*TO BE DONE*:
Return each line of the listing below, unchanged, and omit the images.

*Records from a data source*:

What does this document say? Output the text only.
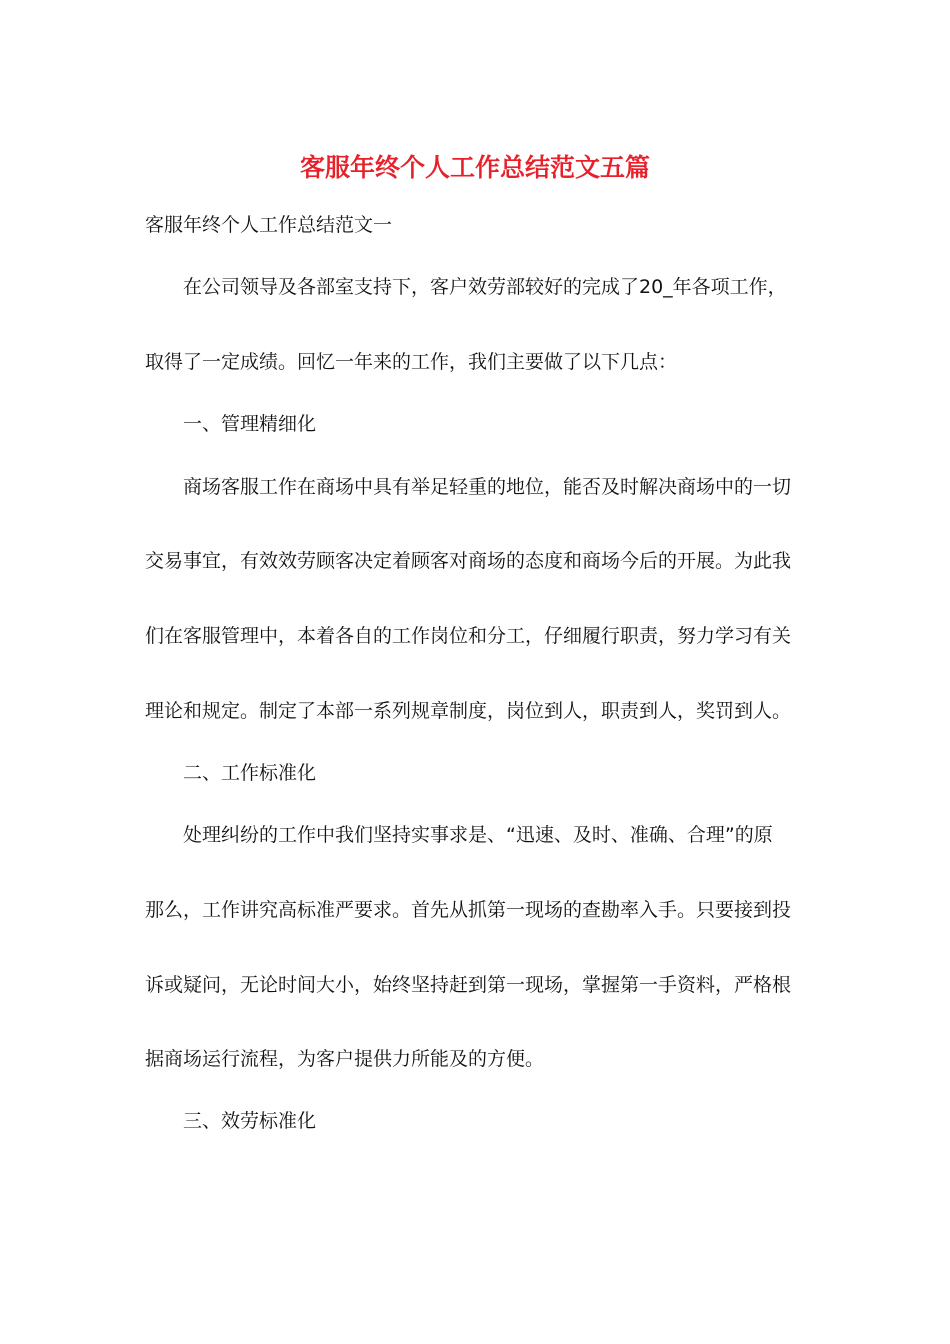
客服年终个人工作总结范文五篇

客服年终个人工作总结范文一

在公司领导及各部室支持下，客户效劳部较好的完成了20_年各项工作，

取得了一定成绩。回忆一年来的工作，我们主要做了以下几点：

一、管理精细化

商场客服工作在商场中具有举足轻重的地位，能否及时解决商场中的一切

交易事宜，有效效劳顾客决定着顾客对商场的态度和商场今后的开展。为此我

们在客服管理中，本着各自的工作岗位和分工，仔细履行职责，努力学习有关

理论和规定。制定了本部一系列规章制度，岗位到人，职责到人，奖罚到人。

二、工作标准化

处理纠纷的工作中我们坚持实事求是、“迅速、及时、准确、合理”的原

那么，工作讲究高标准严要求。首先从抓第一现场的查勘率入手。只要接到投

诉或疑问，无论时间大小，始终坚持赶到第一现场，掌握第一手资料，严格根

据商场运行流程，为客户提供力所能及的方便。

三、效劳标准化
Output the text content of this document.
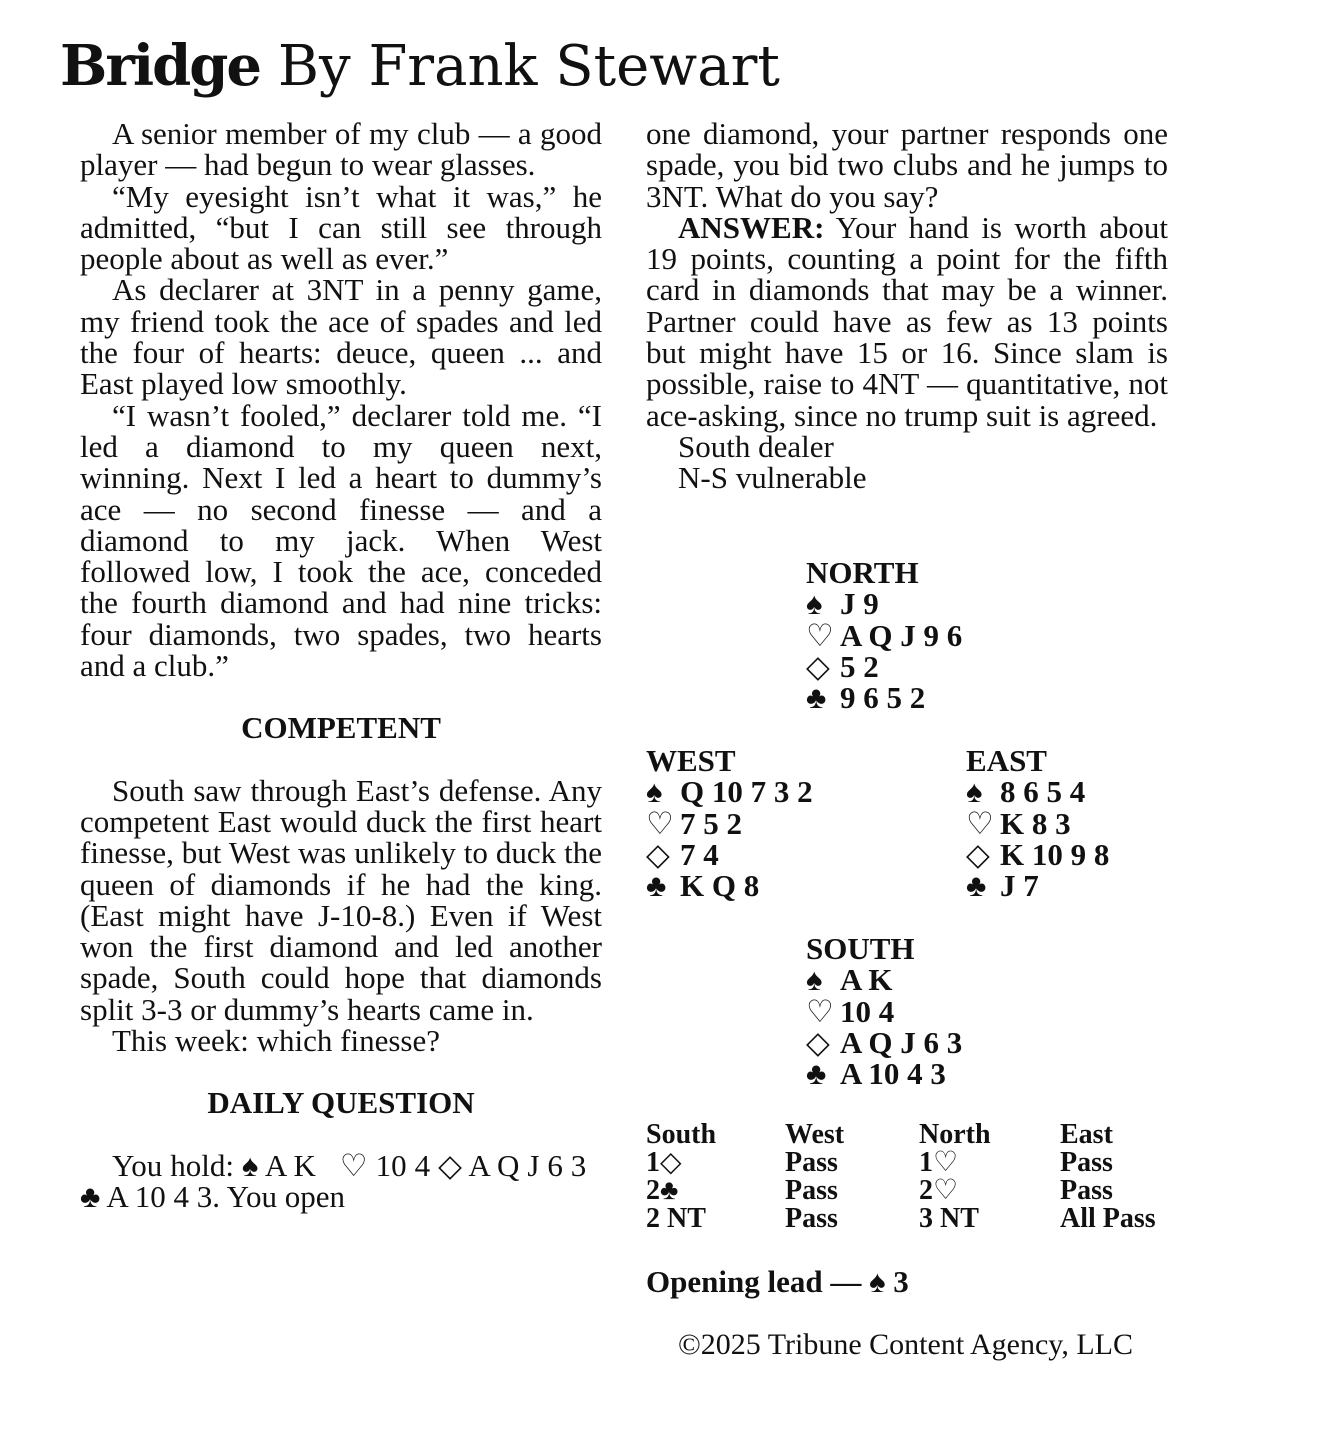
Bridge By Frank Stewart

A senior member of my club — a good player — had begun to wear glasses.

“My eyesight isn’t what it was,” he admitted, “but I can still see through people about as well as ever.”

As declarer at 3NT in a penny game, my friend took the ace of spades and led the four of hearts: deuce, queen ... and East played low smoothly.

“I wasn’t fooled,” declarer told me. “I led a diamond to my queen next, winning. Next I led a heart to dummy’s ace — no second finesse — and a diamond to my jack. When West followed low, I took the ace, conceded the fourth diamond and had nine tricks: four diamonds, two spades, two hearts and a club.”

COMPETENT

South saw through East’s defense. Any competent East would duck the first heart finesse, but West was unlikely to duck the queen of diamonds if he had the king. (East might have J-10-8.) Even if West won the first diamond and led another spade, South could hope that diamonds split 3-3 or dummy’s hearts came in.

This week: which finesse?

DAILY QUESTION

You hold: ♠ A K ♡ 10 4 ◇ A Q J 6 3   ♣ A 10 4 3. You open

one diamond, your partner responds one spade, you bid two clubs and he jumps to 3NT. What do you say?

ANSWER: Your hand is worth about 19 points, counting a point for the fifth card in diamonds that may be a winner. Partner could have as few as 13 points but might have 15 or 16. Since slam is possible, raise to 4NT — quantitative, not ace-asking, since no trump suit is agreed.

South dealer
N-S vulnerable
NORTH
♠ J 9
♡ A Q J 9 6
◇ 5 2
♣ 9 6 5 2
WEST
♠ Q 10 7 3 2
♡ 7 5 2
◇ 7 4
♣ K Q 8
EAST
♠ 8 6 5 4
♡ K 8 3
◇ K 10 9 8
♣ J 7
SOUTH
♠ A K
♡ 10 4
◇ A Q J 6 3
♣ A 10 4 3
South West	North East
1◇	Pass	1♡	Pass
2♣	Pass	2♡	Pass
2 NT	Pass	3 NT	All Pass
Opening lead — ♠ 3
©2025 Tribune Content Agency, LLC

*EXERCISE SOLUTION*:
What does this document say? Output the text only.
客服年终个人工作总结范文五篇

客服年终个人工作总结范文一

在公司领导及各部室支持下，客户效劳部较好的完成了20_年各项工作，

取得了一定成绩。回忆一年来的工作，我们主要做了以下几点：

一、管理精细化

商场客服工作在商场中具有举足轻重的地位，能否及时解决商场中的一切

交易事宜，有效效劳顾客决定着顾客对商场的态度和商场今后的开展。为此我

们在客服管理中，本着各自的工作岗位和分工，仔细履行职责，努力学习有关

理论和规定。制定了本部一系列规章制度，岗位到人，职责到人，奖罚到人。

二、工作标准化

处理纠纷的工作中我们坚持实事求是、“迅速、及时、准确、合理”的原

那么，工作讲究高标准严要求。首先从抓第一现场的查勘率入手。只要接到投

诉或疑问，无论时间大小，始终坚持赶到第一现场，掌握第一手资料，严格根

据商场运行流程，为客户提供力所能及的方便。

三、效劳标准化
Output the text content of this document.
Bridge By Frank Stewart

A senior member of my club — a good player — had begun to wear glasses.

“My eyesight isn’t what it was,” he admitted, “but I can still see through people about as well as ever.”

As declarer at 3NT in a penny game, my friend took the ace of spades and led the four of hearts: deuce, queen ... and East played low smoothly.

“I wasn’t fooled,” declarer told me. “I led a diamond to my queen next, winning. Next I led a heart to dummy’s ace — no second finesse — and a diamond to my jack. When West followed low, I took the ace, conceded the fourth diamond and had nine tricks: four diamonds, two spades, two hearts and a club.”

COMPETENT

South saw through East’s defense. Any competent East would duck the first heart finesse, but West was unlikely to duck the queen of diamonds if he had the king. (East might have J-10-8.) Even if West won the first diamond and led another spade, South could hope that diamonds split 3-3 or dummy’s hearts came in.

This week: which finesse?

DAILY QUESTION

You hold: ♠ A K ♡ 10 4 ◇ A Q J 6 3   ♣ A 10 4 3. You open

one diamond, your partner responds one spade, you bid two clubs and he jumps to 3NT. What do you say?

ANSWER: Your hand is worth about 19 points, counting a point for the fifth card in diamonds that may be a winner. Partner could have as few as 13 points but might have 15 or 16. Since slam is possible, raise to 4NT — quantitative, not ace-asking, since no trump suit is agreed.

South dealer
N-S vulnerable
NORTH
♠ J 9
♡ A Q J 9 6
◇ 5 2
♣ 9 6 5 2
WEST
♠ Q 10 7 3 2
♡ 7 5 2
◇ 7 4
♣ K Q 8
EAST
♠ 8 6 5 4
♡ K 8 3
◇ K 10 9 8
♣ J 7
SOUTH
♠ A K
♡ 10 4
◇ A Q J 6 3
♣ A 10 4 3
South West	North East
1◇	Pass	1♡	Pass
2♣	Pass	2♡	Pass
2 NT	Pass	3 NT	All Pass
Opening lead — ♠ 3
©2025 Tribune Content Agency, LLC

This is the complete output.